- _MATERIAL FOR THIS EXERCISE_

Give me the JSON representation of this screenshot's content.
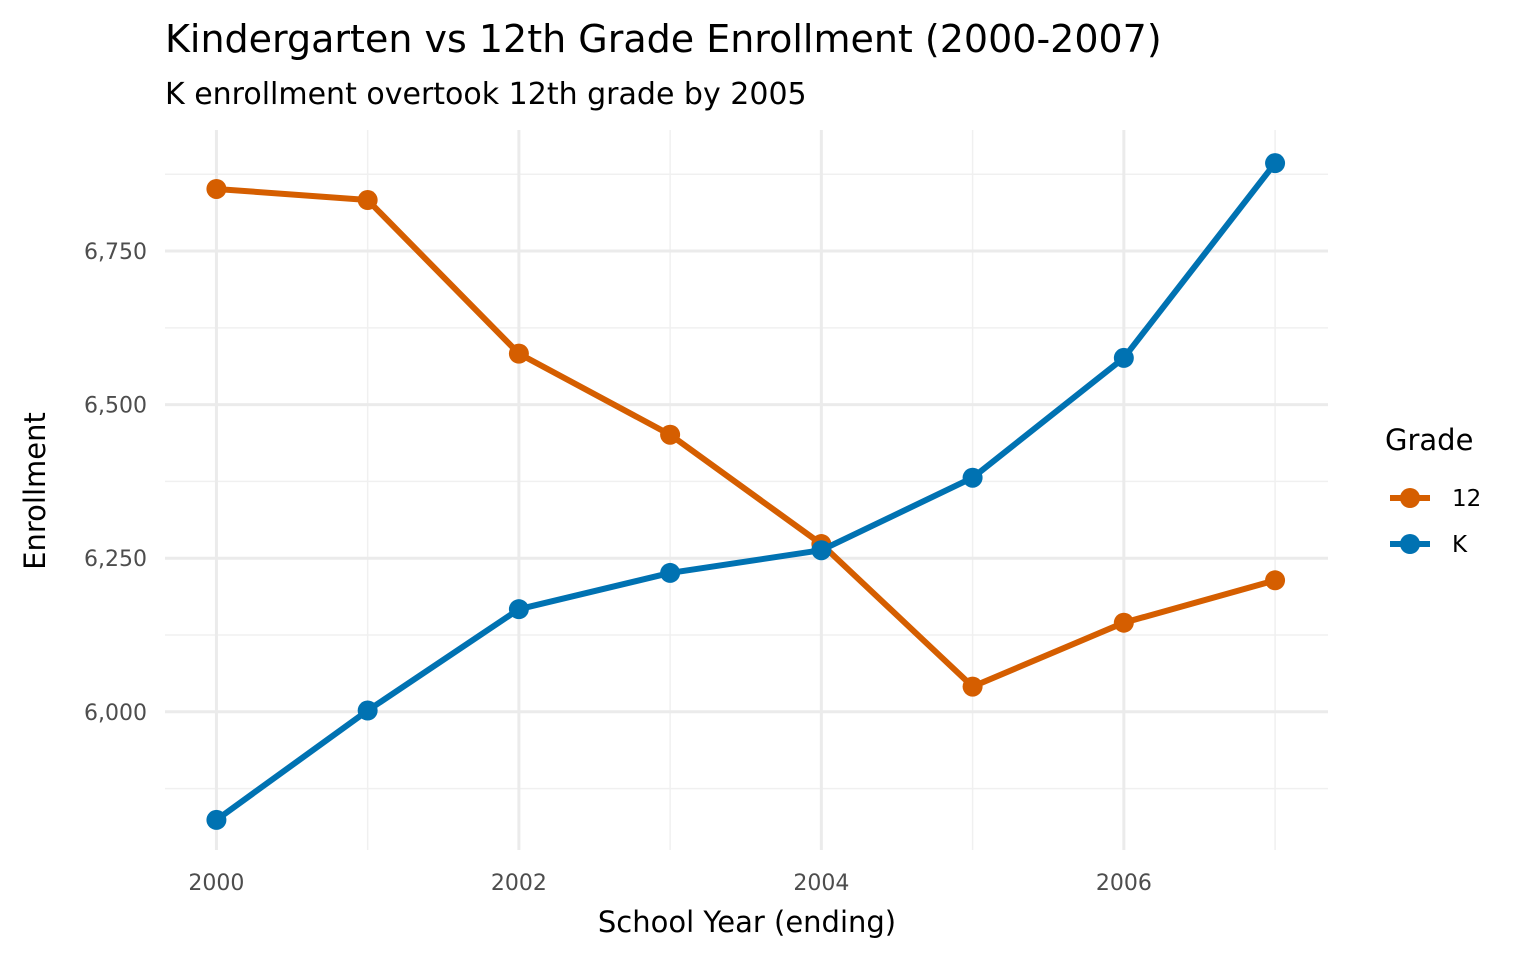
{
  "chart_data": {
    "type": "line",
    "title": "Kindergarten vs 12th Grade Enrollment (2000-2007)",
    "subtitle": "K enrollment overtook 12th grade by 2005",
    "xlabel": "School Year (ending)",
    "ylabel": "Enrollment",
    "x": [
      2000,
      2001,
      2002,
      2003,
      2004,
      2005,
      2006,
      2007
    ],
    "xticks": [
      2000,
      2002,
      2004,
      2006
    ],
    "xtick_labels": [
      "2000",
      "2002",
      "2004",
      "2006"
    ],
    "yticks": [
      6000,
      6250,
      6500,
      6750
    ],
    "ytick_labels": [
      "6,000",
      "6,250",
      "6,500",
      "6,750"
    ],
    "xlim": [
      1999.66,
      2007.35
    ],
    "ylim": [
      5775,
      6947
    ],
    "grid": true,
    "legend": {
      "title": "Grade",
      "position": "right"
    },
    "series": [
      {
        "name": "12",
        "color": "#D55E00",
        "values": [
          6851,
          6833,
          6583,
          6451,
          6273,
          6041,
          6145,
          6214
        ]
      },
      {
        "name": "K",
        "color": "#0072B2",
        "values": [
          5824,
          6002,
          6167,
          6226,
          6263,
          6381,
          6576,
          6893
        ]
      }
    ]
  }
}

- _WORK TO BE COMPLETED_
Print all of the entries word for word. Omit the pictures they contain.

- _CORRECT ANSWER_
Give me the JSON representation of this screenshot's content.
{
  "chart_data": {
    "type": "line",
    "title": "Kindergarten vs 12th Grade Enrollment (2000-2007)",
    "subtitle": "K enrollment overtook 12th grade by 2005",
    "xlabel": "School Year (ending)",
    "ylabel": "Enrollment",
    "x": [
      2000,
      2001,
      2002,
      2003,
      2004,
      2005,
      2006,
      2007
    ],
    "xticks": [
      2000,
      2002,
      2004,
      2006
    ],
    "xtick_labels": [
      "2000",
      "2002",
      "2004",
      "2006"
    ],
    "yticks": [
      6000,
      6250,
      6500,
      6750
    ],
    "ytick_labels": [
      "6,000",
      "6,250",
      "6,500",
      "6,750"
    ],
    "xlim": [
      1999.66,
      2007.35
    ],
    "ylim": [
      5775,
      6947
    ],
    "grid": true,
    "legend": {
      "title": "Grade",
      "position": "right"
    },
    "series": [
      {
        "name": "12",
        "color": "#D55E00",
        "values": [
          6851,
          6833,
          6583,
          6451,
          6273,
          6041,
          6145,
          6214
        ]
      },
      {
        "name": "K",
        "color": "#0072B2",
        "values": [
          5824,
          6002,
          6167,
          6226,
          6263,
          6381,
          6576,
          6893
        ]
      }
    ]
  }
}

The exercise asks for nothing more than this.